What is needed: From first line to last, print the records exactly, but leave out the pictures.

Segment Start: Data for processing

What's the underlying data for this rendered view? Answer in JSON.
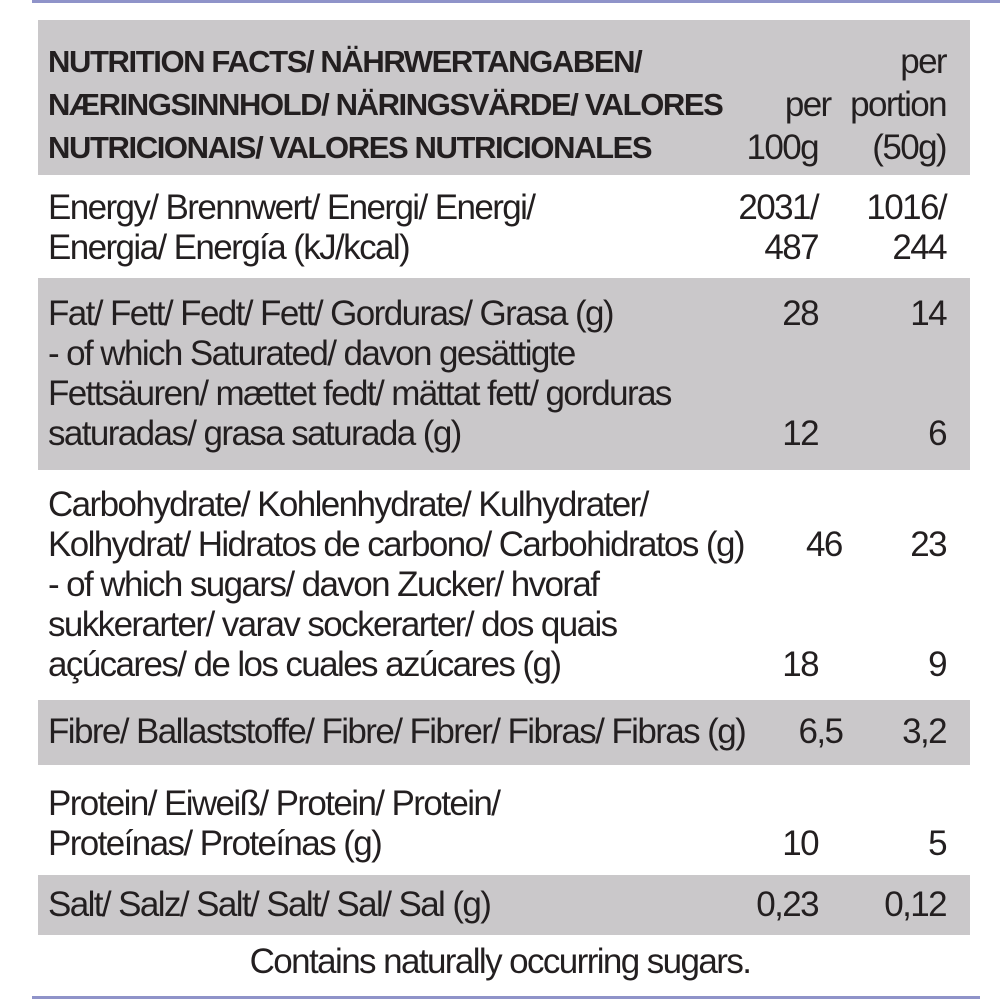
{
  "header": {
    "lines": [
      {
        "text": "NUTRITION FACTS/ NÄHRWERTANGABEN/",
        "per100": "",
        "portion": "per"
      },
      {
        "text": "NÆRINGSINNHOLD/ NÄRINGSVÄRDE/ VALORES",
        "per100": "per",
        "portion": "portion"
      },
      {
        "text": "NUTRICIONAIS/ VALORES NUTRICIONALES",
        "per100": "100g",
        "portion": "(50g)"
      }
    ]
  },
  "rows": [
    {
      "lines": [
        {
          "text": "Energy/ Brennwert/ Energi/ Energi/",
          "per100": "2031/",
          "portion": "1016/"
        },
        {
          "text": "Energia/ Energía (kJ/kcal)",
          "per100": "487",
          "portion": "244"
        }
      ]
    },
    {
      "lines": [
        {
          "text": "Fat/ Fett/ Fedt/ Fett/ Gorduras/ Grasa (g)",
          "per100": "28",
          "portion": "14"
        },
        {
          "text": "- of which Saturated/ davon gesättigte",
          "per100": "",
          "portion": ""
        },
        {
          "text": "Fettsäuren/ mættet fedt/ mättat fett/ gorduras",
          "per100": "",
          "portion": ""
        },
        {
          "text": "saturadas/ grasa saturada (g)",
          "per100": "12",
          "portion": "6"
        }
      ]
    },
    {
      "lines": [
        {
          "text": "Carbohydrate/ Kohlenhydrate/ Kulhydrater/",
          "per100": "",
          "portion": ""
        },
        {
          "text": "Kolhydrat/ Hidratos de carbono/ Carbohidratos (g)",
          "per100": "46",
          "portion": "23"
        },
        {
          "text": "- of which sugars/ davon Zucker/ hvoraf",
          "per100": "",
          "portion": ""
        },
        {
          "text": "sukkerarter/ varav sockerarter/ dos quais",
          "per100": "",
          "portion": ""
        },
        {
          "text": "açúcares/ de los cuales azúcares (g)",
          "per100": "18",
          "portion": "9"
        }
      ]
    },
    {
      "lines": [
        {
          "text": "Fibre/ Ballaststoffe/ Fibre/ Fibrer/ Fibras/ Fibras (g)",
          "per100": "6,5",
          "portion": "3,2"
        }
      ]
    },
    {
      "lines": [
        {
          "text": "Protein/ Eiweiß/ Protein/ Protein/",
          "per100": "",
          "portion": ""
        },
        {
          "text": "Proteínas/ Proteínas (g)",
          "per100": "10",
          "portion": "5"
        }
      ]
    },
    {
      "lines": [
        {
          "text": "Salt/ Salz/ Salt/ Salt/ Sal/ Sal (g)",
          "per100": "0,23",
          "portion": "0,12"
        }
      ]
    }
  ],
  "footer": "Contains naturally occurring sugars.",
  "colors": {
    "shade": "#cac8ca",
    "rule": "#8f93c9",
    "text": "#231f20"
  }
}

Segment End: Data for processing

Exercise output:
What's the underlying data for this rendered view? Answer in JSON.
{
  "header": {
    "lines": [
      {
        "text": "NUTRITION FACTS/ NÄHRWERTANGABEN/",
        "per100": "",
        "portion": "per"
      },
      {
        "text": "NÆRINGSINNHOLD/ NÄRINGSVÄRDE/ VALORES",
        "per100": "per",
        "portion": "portion"
      },
      {
        "text": "NUTRICIONAIS/ VALORES NUTRICIONALES",
        "per100": "100g",
        "portion": "(50g)"
      }
    ]
  },
  "rows": [
    {
      "lines": [
        {
          "text": "Energy/ Brennwert/ Energi/ Energi/",
          "per100": "2031/",
          "portion": "1016/"
        },
        {
          "text": "Energia/ Energía (kJ/kcal)",
          "per100": "487",
          "portion": "244"
        }
      ]
    },
    {
      "lines": [
        {
          "text": "Fat/ Fett/ Fedt/ Fett/ Gorduras/ Grasa (g)",
          "per100": "28",
          "portion": "14"
        },
        {
          "text": "- of which Saturated/ davon gesättigte",
          "per100": "",
          "portion": ""
        },
        {
          "text": "Fettsäuren/ mættet fedt/ mättat fett/ gorduras",
          "per100": "",
          "portion": ""
        },
        {
          "text": "saturadas/ grasa saturada (g)",
          "per100": "12",
          "portion": "6"
        }
      ]
    },
    {
      "lines": [
        {
          "text": "Carbohydrate/ Kohlenhydrate/ Kulhydrater/",
          "per100": "",
          "portion": ""
        },
        {
          "text": "Kolhydrat/ Hidratos de carbono/ Carbohidratos (g)",
          "per100": "46",
          "portion": "23"
        },
        {
          "text": "- of which sugars/ davon Zucker/ hvoraf",
          "per100": "",
          "portion": ""
        },
        {
          "text": "sukkerarter/ varav sockerarter/ dos quais",
          "per100": "",
          "portion": ""
        },
        {
          "text": "açúcares/ de los cuales azúcares (g)",
          "per100": "18",
          "portion": "9"
        }
      ]
    },
    {
      "lines": [
        {
          "text": "Fibre/ Ballaststoffe/ Fibre/ Fibrer/ Fibras/ Fibras (g)",
          "per100": "6,5",
          "portion": "3,2"
        }
      ]
    },
    {
      "lines": [
        {
          "text": "Protein/ Eiweiß/ Protein/ Protein/",
          "per100": "",
          "portion": ""
        },
        {
          "text": "Proteínas/ Proteínas (g)",
          "per100": "10",
          "portion": "5"
        }
      ]
    },
    {
      "lines": [
        {
          "text": "Salt/ Salz/ Salt/ Salt/ Sal/ Sal (g)",
          "per100": "0,23",
          "portion": "0,12"
        }
      ]
    }
  ],
  "footer": "Contains naturally occurring sugars.",
  "colors": {
    "shade": "#cac8ca",
    "rule": "#8f93c9",
    "text": "#231f20"
  }
}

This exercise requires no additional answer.